Data records
= = = =

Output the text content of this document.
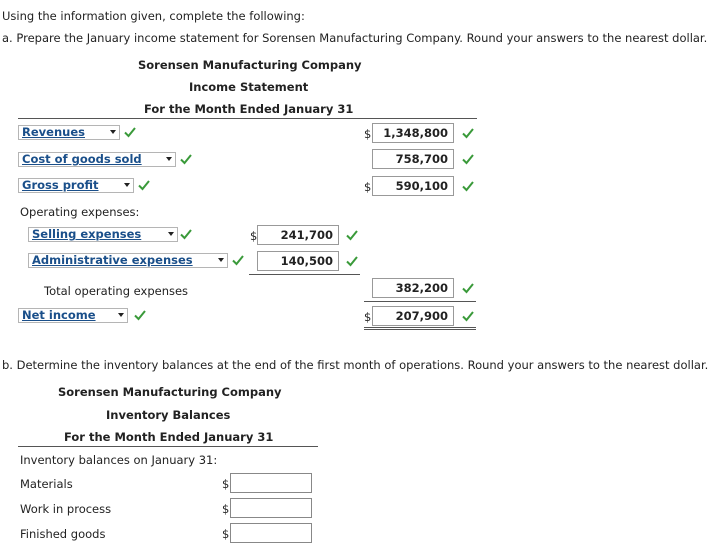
Using the information given, complete the following:
a. Prepare the January income statement for Sorensen Manufacturing Company. Round your answers to the nearest dollar.
Sorensen Manufacturing Company
Income Statement
For the Month Ended January 31
Revenues	$	1,348,800
Cost of goods sold	758,700
Gross profit	$	590,100
Operating expenses:
Selling expenses	$	241,700
Administrative expenses	140,500
Total operating expenses	382,200
Net income	$	207,900
b. Determine the inventory balances at the end of the first month of operations. Round your answers to the nearest dollar.
Sorensen Manufacturing Company
Inventory Balances
For the Month Ended January 31
Inventory balances on January 31:
Materials	$
Work in process	$
Finished goods	$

= = = =

STATED EXERCISE
Pick out each line containing the string "expenses" and copy it.

EXERCISE RESPONSE
Operating expenses:
Selling expenses	$	241,700
Administrative expenses	140,500
Total operating expenses	382,200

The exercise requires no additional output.